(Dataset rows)
++++++++++
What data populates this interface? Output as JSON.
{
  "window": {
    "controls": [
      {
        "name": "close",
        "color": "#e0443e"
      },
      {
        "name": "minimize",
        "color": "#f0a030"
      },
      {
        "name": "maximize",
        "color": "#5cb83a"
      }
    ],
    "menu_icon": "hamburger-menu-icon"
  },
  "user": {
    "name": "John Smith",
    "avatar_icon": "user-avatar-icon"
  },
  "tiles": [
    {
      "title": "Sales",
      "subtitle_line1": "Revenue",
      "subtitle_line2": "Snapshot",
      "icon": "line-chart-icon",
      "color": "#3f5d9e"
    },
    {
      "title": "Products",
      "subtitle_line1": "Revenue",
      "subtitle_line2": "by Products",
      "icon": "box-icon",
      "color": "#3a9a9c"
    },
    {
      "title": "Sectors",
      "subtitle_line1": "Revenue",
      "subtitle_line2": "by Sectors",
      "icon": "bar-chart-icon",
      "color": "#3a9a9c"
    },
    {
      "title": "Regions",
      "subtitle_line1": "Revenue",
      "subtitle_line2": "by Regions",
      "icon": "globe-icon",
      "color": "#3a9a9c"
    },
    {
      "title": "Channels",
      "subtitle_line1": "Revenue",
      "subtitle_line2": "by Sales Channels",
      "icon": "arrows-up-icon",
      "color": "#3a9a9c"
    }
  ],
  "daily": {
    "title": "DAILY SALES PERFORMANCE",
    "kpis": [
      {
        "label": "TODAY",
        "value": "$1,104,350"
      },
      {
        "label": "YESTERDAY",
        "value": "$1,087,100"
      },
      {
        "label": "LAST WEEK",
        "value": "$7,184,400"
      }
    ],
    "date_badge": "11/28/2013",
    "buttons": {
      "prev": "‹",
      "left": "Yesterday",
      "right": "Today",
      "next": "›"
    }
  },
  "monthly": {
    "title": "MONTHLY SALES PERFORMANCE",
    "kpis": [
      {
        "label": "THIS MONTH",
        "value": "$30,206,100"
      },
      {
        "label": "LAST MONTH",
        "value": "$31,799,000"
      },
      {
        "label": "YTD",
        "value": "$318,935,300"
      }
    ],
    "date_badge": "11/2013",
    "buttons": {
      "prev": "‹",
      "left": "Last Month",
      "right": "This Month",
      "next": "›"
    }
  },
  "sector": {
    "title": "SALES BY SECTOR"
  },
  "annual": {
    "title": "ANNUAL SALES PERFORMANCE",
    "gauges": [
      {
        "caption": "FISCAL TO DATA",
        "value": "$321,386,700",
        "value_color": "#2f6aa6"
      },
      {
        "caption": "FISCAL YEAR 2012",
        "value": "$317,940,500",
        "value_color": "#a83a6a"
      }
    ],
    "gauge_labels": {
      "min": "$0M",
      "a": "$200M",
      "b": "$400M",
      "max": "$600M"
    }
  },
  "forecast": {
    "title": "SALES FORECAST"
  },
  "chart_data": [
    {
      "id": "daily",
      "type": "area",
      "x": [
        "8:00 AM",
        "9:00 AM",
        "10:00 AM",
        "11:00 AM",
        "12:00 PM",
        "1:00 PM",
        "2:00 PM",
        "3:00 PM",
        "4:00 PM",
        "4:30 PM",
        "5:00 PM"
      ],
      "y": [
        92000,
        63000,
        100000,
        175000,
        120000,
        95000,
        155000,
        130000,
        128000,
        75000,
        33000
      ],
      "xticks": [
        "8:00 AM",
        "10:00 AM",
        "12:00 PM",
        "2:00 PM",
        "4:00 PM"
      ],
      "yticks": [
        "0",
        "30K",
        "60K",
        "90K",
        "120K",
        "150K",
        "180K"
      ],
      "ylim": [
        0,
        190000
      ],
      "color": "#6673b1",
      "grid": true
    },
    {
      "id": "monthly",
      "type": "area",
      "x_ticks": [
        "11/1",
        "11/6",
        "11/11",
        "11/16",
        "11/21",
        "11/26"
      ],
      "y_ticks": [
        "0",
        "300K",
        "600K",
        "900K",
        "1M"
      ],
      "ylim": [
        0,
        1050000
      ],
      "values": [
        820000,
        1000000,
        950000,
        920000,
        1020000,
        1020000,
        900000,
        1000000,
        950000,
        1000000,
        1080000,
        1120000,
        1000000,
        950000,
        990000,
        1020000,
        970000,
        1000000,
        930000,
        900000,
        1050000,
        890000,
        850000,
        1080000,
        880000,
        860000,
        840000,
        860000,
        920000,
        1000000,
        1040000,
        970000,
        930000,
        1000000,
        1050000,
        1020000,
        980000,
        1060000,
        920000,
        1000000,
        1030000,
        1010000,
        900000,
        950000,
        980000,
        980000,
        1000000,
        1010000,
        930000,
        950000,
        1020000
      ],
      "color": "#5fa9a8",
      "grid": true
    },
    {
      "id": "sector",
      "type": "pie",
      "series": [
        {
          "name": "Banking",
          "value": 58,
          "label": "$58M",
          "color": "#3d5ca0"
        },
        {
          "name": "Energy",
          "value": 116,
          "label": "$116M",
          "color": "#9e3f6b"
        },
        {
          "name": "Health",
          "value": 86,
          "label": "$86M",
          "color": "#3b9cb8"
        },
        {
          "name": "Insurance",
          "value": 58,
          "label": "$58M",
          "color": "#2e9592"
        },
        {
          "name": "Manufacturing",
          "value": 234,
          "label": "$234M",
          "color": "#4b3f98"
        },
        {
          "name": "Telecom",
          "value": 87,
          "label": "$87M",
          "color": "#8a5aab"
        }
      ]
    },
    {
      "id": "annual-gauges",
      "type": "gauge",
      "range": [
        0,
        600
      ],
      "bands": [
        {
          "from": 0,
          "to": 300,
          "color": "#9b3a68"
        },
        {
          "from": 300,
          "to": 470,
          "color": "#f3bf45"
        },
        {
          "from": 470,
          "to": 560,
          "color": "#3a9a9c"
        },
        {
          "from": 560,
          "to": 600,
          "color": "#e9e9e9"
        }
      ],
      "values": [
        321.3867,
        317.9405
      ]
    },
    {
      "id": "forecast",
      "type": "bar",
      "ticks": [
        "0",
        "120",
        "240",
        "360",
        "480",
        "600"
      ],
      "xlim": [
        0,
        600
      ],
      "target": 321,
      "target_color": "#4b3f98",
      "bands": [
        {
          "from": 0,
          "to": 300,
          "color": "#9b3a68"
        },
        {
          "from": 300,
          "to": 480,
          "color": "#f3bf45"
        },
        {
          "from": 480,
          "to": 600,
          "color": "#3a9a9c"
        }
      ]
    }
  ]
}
++++++++++
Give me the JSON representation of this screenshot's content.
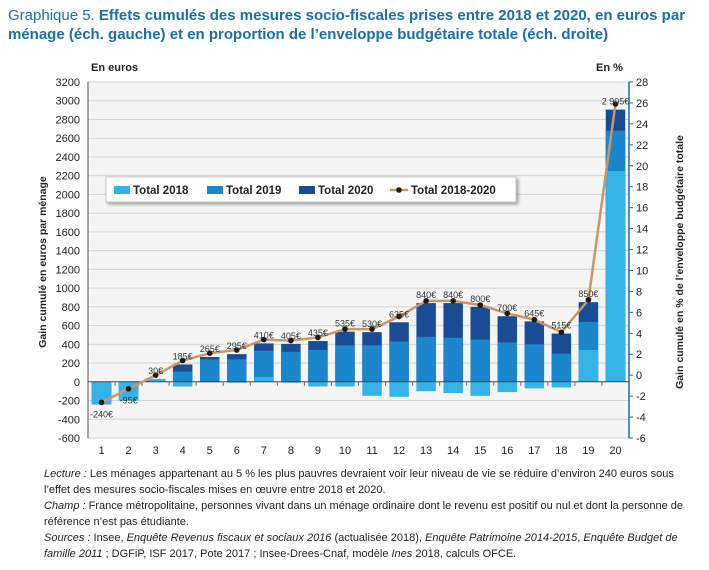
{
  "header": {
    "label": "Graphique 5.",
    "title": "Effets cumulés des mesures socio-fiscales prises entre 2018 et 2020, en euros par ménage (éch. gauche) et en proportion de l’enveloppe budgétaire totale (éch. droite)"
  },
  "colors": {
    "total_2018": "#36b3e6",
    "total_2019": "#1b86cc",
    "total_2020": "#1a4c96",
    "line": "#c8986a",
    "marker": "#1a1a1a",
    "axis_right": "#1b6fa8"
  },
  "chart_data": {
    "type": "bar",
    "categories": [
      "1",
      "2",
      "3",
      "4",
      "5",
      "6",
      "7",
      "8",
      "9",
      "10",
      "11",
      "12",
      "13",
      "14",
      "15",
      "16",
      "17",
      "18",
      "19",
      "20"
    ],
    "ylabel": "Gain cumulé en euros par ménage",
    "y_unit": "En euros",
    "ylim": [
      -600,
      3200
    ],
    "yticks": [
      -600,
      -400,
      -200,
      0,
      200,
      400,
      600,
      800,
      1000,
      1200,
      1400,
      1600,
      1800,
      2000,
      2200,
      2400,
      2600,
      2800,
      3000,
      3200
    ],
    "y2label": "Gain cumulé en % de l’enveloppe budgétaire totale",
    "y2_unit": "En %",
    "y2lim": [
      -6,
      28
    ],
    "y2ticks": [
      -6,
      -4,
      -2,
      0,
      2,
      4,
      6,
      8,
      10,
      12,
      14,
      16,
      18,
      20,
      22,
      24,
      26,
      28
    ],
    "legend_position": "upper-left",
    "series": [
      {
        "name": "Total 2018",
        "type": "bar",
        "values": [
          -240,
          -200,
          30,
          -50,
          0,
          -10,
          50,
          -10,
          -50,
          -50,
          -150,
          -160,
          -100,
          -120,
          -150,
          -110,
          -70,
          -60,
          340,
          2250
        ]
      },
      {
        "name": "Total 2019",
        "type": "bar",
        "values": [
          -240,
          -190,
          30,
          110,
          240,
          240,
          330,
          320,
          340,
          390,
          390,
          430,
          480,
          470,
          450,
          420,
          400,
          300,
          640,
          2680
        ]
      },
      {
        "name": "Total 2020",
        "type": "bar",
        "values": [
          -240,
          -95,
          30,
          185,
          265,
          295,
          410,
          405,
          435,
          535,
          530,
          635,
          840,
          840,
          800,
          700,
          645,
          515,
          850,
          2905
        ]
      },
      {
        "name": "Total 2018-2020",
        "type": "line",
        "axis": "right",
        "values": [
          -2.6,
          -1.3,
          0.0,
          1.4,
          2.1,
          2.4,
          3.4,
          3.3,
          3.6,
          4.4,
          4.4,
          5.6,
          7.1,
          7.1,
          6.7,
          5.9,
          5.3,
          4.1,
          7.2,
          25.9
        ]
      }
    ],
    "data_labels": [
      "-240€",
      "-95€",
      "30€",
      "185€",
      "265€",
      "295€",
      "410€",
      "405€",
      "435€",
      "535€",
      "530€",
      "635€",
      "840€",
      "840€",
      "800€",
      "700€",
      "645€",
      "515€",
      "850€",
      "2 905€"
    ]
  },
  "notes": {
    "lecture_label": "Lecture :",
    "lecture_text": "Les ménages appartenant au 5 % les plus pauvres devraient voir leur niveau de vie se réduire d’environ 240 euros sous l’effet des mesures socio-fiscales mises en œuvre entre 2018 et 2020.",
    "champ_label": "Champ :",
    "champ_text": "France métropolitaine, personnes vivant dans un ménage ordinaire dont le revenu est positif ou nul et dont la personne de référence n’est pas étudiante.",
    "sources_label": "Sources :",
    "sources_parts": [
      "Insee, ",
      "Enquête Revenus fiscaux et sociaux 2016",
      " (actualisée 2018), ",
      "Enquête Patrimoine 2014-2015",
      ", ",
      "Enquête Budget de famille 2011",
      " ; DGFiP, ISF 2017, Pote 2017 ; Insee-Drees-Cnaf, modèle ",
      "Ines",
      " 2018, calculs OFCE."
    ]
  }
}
++++++++++
**Set task:**
Tally how many lines in the material above hold the word "PERFORMANCE". Write only that number.

**Exercise solution:**
3